### [GIVEN DATA]

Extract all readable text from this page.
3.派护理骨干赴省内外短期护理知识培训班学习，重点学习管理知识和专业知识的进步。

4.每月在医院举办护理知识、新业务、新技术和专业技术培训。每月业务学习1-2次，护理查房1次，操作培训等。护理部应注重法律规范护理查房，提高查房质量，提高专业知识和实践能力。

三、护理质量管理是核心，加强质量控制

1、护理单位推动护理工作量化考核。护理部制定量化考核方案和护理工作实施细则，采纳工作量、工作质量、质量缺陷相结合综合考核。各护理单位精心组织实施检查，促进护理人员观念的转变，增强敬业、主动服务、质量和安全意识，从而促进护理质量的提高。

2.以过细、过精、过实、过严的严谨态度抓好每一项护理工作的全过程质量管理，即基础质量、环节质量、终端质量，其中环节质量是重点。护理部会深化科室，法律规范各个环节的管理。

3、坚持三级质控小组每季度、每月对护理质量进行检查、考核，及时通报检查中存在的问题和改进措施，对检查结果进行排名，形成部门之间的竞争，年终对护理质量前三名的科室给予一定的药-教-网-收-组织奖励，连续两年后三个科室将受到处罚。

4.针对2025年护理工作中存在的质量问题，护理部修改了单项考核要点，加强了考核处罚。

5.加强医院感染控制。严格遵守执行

### [WORK INSTRUCTIONS]
Emit the records above again, exactly, with no line skipped.

### [SOLVED EXERCISE]
Extract all readable text from this page.
3.派护理骨干赴省内外短期护理知识培训班学习，重点学习管理知识和专业知识的进步。

4.每月在医院举办护理知识、新业务、新技术和专业技术培训。每月业务学习1-2次，护理查房1次，操作培训等。护理部应注重法律规范护理查房，提高查房质量，提高专业知识和实践能力。

三、护理质量管理是核心，加强质量控制

1、护理单位推动护理工作量化考核。护理部制定量化考核方案和护理工作实施细则，采纳工作量、工作质量、质量缺陷相结合综合考核。各护理单位精心组织实施检查，促进护理人员观念的转变，增强敬业、主动服务、质量和安全意识，从而促进护理质量的提高。

2.以过细、过精、过实、过严的严谨态度抓好每一项护理工作的全过程质量管理，即基础质量、环节质量、终端质量，其中环节质量是重点。护理部会深化科室，法律规范各个环节的管理。

3、坚持三级质控小组每季度、每月对护理质量进行检查、考核，及时通报检查中存在的问题和改进措施，对检查结果进行排名，形成部门之间的竞争，年终对护理质量前三名的科室给予一定的药-教-网-收-组织奖励，连续两年后三个科室将受到处罚。

4.针对2025年护理工作中存在的质量问题，护理部修改了单项考核要点，加强了考核处罚。

5.加强医院感染控制。严格遵守执行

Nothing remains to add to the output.